▶ Problem statement
Copy every entry precisely.

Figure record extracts
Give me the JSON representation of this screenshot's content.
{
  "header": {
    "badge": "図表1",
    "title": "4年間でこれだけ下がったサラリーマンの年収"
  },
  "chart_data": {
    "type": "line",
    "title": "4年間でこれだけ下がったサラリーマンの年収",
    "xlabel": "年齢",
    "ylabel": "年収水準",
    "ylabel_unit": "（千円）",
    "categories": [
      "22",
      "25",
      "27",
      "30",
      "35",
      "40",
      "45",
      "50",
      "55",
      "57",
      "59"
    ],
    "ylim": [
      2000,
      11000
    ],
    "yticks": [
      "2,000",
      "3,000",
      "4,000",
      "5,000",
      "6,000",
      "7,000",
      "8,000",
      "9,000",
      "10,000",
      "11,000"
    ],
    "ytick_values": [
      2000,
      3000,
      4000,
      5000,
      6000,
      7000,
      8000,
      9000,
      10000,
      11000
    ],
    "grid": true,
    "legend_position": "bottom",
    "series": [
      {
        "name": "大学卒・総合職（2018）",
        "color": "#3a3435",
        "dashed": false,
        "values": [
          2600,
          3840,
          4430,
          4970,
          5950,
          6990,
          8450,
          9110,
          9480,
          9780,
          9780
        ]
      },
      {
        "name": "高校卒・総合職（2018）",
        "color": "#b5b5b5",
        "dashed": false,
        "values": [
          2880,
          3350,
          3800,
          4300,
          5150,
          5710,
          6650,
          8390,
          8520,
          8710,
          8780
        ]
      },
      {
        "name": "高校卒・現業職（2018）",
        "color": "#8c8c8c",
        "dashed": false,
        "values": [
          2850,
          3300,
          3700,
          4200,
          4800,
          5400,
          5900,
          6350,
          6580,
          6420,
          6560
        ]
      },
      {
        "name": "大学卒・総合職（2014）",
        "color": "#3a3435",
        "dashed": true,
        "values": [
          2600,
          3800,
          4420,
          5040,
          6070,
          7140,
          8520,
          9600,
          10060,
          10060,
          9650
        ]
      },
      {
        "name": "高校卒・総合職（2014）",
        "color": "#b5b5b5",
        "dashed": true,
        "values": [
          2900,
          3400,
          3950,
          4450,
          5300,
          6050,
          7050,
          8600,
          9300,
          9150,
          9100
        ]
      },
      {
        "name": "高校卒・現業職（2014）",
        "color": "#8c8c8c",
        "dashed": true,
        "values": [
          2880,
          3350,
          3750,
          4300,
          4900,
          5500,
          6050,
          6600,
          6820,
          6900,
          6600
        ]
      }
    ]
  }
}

▶ Reply
Give me the JSON representation of this screenshot's content.
{
  "header": {
    "badge": "図表1",
    "title": "4年間でこれだけ下がったサラリーマンの年収"
  },
  "chart_data": {
    "type": "line",
    "title": "4年間でこれだけ下がったサラリーマンの年収",
    "xlabel": "年齢",
    "ylabel": "年収水準",
    "ylabel_unit": "（千円）",
    "categories": [
      "22",
      "25",
      "27",
      "30",
      "35",
      "40",
      "45",
      "50",
      "55",
      "57",
      "59"
    ],
    "ylim": [
      2000,
      11000
    ],
    "yticks": [
      "2,000",
      "3,000",
      "4,000",
      "5,000",
      "6,000",
      "7,000",
      "8,000",
      "9,000",
      "10,000",
      "11,000"
    ],
    "ytick_values": [
      2000,
      3000,
      4000,
      5000,
      6000,
      7000,
      8000,
      9000,
      10000,
      11000
    ],
    "grid": true,
    "legend_position": "bottom",
    "series": [
      {
        "name": "大学卒・総合職（2018）",
        "color": "#3a3435",
        "dashed": false,
        "values": [
          2600,
          3840,
          4430,
          4970,
          5950,
          6990,
          8450,
          9110,
          9480,
          9780,
          9780
        ]
      },
      {
        "name": "高校卒・総合職（2018）",
        "color": "#b5b5b5",
        "dashed": false,
        "values": [
          2880,
          3350,
          3800,
          4300,
          5150,
          5710,
          6650,
          8390,
          8520,
          8710,
          8780
        ]
      },
      {
        "name": "高校卒・現業職（2018）",
        "color": "#8c8c8c",
        "dashed": false,
        "values": [
          2850,
          3300,
          3700,
          4200,
          4800,
          5400,
          5900,
          6350,
          6580,
          6420,
          6560
        ]
      },
      {
        "name": "大学卒・総合職（2014）",
        "color": "#3a3435",
        "dashed": true,
        "values": [
          2600,
          3800,
          4420,
          5040,
          6070,
          7140,
          8520,
          9600,
          10060,
          10060,
          9650
        ]
      },
      {
        "name": "高校卒・総合職（2014）",
        "color": "#b5b5b5",
        "dashed": true,
        "values": [
          2900,
          3400,
          3950,
          4450,
          5300,
          6050,
          7050,
          8600,
          9300,
          9150,
          9100
        ]
      },
      {
        "name": "高校卒・現業職（2014）",
        "color": "#8c8c8c",
        "dashed": true,
        "values": [
          2880,
          3350,
          3750,
          4300,
          4900,
          5500,
          6050,
          6600,
          6820,
          6900,
          6600
        ]
      }
    ]
  }
}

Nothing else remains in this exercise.